> _Selected extract_:
>>>>>

The John U. Nef Committee on Social Thought was established as a degree granting body in 1941 by the historian John U. Nef (1899-1988), with the assistance of the economist Frank Knight, the anthropologist Robert Redfield, and Robert M. Hutchins, then President of the University. The Committee is a group of diverse scholars sharing a common concern for the unity of the human sciences. Their premises were that the serious study of any academic topic, or of any philosophical or literary work, is best prepared for by a wide and deep acquaintance with the fundamental issues presupposed in all such studies, that students should learn about these issues by acquainting themselves with a select number of classic ancient and modern texts in an inter-disciplinary atmosphere, and should only then concentrate on a specific dissertation topic. It accepts qualified graduate students seeking to pursue their particular studies within this broader context, and aims both to teach precision of scholarship and to foster awareness of the permanent questions at the origin of all learned inquiry.

<<<<<

> _Supplied entries_:

>>>>>

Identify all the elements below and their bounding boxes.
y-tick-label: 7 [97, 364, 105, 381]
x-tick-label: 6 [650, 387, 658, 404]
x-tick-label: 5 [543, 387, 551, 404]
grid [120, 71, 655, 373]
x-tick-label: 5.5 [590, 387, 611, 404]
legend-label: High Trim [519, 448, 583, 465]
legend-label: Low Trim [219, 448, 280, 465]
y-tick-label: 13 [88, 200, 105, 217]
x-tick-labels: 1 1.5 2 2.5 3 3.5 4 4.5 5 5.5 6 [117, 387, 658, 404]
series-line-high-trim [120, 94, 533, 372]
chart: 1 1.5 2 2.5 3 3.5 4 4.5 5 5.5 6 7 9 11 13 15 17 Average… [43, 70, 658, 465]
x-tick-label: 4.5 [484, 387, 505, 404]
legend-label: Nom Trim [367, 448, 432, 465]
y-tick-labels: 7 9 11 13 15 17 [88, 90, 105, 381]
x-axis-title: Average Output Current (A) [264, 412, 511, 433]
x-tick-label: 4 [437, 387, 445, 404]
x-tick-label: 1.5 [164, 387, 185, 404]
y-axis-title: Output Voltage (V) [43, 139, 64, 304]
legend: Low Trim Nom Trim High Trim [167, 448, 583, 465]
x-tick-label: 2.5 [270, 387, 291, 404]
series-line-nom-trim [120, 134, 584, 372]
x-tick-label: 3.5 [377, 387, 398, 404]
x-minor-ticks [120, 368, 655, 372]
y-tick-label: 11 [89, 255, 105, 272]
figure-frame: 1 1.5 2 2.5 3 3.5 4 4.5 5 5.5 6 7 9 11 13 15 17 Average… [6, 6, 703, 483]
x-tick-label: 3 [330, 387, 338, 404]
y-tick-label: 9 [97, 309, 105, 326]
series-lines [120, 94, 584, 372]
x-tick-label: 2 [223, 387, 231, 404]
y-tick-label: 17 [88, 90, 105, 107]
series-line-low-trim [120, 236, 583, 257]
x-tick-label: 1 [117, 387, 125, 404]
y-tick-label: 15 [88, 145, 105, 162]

<<<<<

Which people does the passage on the Committee on Social Thought name, and what role does it give each?

John U. Nef: historian
Frank Knight: economist
Robert Redfield: anthropologist
Robert M. Hutchins: then President of the University